[start of Records to process]

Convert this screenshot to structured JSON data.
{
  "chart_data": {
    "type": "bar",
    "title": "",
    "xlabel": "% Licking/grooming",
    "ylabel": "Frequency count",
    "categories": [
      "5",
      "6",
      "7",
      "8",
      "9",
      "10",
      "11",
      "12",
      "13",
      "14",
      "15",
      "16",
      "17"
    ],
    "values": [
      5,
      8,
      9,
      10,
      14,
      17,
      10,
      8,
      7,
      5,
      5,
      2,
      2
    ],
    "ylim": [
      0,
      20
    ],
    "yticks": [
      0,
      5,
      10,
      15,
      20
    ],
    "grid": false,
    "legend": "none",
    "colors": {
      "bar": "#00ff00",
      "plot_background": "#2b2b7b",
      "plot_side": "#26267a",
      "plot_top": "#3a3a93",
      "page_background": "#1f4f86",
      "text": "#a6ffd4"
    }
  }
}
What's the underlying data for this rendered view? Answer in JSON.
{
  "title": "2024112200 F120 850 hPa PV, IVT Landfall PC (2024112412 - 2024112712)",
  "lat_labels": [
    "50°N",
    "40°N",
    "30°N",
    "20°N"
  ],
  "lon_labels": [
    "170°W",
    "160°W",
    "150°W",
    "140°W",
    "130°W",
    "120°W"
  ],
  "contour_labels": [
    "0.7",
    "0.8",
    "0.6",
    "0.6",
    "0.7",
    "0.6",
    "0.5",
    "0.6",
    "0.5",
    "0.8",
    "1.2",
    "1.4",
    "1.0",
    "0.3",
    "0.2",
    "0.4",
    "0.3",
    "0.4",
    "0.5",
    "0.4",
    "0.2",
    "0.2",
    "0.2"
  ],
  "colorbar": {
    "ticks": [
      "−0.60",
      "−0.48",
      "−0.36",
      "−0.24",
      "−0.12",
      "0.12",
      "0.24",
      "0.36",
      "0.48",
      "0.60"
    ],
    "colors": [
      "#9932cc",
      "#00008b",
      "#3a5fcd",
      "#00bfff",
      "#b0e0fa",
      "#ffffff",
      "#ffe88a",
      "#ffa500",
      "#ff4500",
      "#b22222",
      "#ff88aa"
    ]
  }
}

[end of Records to process]

Write out all the records above again, exactly as they stand.

Convert this screenshot to structured JSON data.
{
  "chart_data": {
    "type": "bar",
    "title": "",
    "xlabel": "% Licking/grooming",
    "ylabel": "Frequency count",
    "categories": [
      "5",
      "6",
      "7",
      "8",
      "9",
      "10",
      "11",
      "12",
      "13",
      "14",
      "15",
      "16",
      "17"
    ],
    "values": [
      5,
      8,
      9,
      10,
      14,
      17,
      10,
      8,
      7,
      5,
      5,
      2,
      2
    ],
    "ylim": [
      0,
      20
    ],
    "yticks": [
      0,
      5,
      10,
      15,
      20
    ],
    "grid": false,
    "legend": "none",
    "colors": {
      "bar": "#00ff00",
      "plot_background": "#2b2b7b",
      "plot_side": "#26267a",
      "plot_top": "#3a3a93",
      "page_background": "#1f4f86",
      "text": "#a6ffd4"
    }
  }
}
What's the underlying data for this rendered view? Answer in JSON.
{
  "title": "2024112200 F120 850 hPa PV, IVT Landfall PC (2024112412 - 2024112712)",
  "lat_labels": [
    "50°N",
    "40°N",
    "30°N",
    "20°N"
  ],
  "lon_labels": [
    "170°W",
    "160°W",
    "150°W",
    "140°W",
    "130°W",
    "120°W"
  ],
  "contour_labels": [
    "0.7",
    "0.8",
    "0.6",
    "0.6",
    "0.7",
    "0.6",
    "0.5",
    "0.6",
    "0.5",
    "0.8",
    "1.2",
    "1.4",
    "1.0",
    "0.3",
    "0.2",
    "0.4",
    "0.3",
    "0.4",
    "0.5",
    "0.4",
    "0.2",
    "0.2",
    "0.2"
  ],
  "colorbar": {
    "ticks": [
      "−0.60",
      "−0.48",
      "−0.36",
      "−0.24",
      "−0.12",
      "0.12",
      "0.24",
      "0.36",
      "0.48",
      "0.60"
    ],
    "colors": [
      "#9932cc",
      "#00008b",
      "#3a5fcd",
      "#00bfff",
      "#b0e0fa",
      "#ffffff",
      "#ffe88a",
      "#ffa500",
      "#ff4500",
      "#b22222",
      "#ff88aa"
    ]
  }
}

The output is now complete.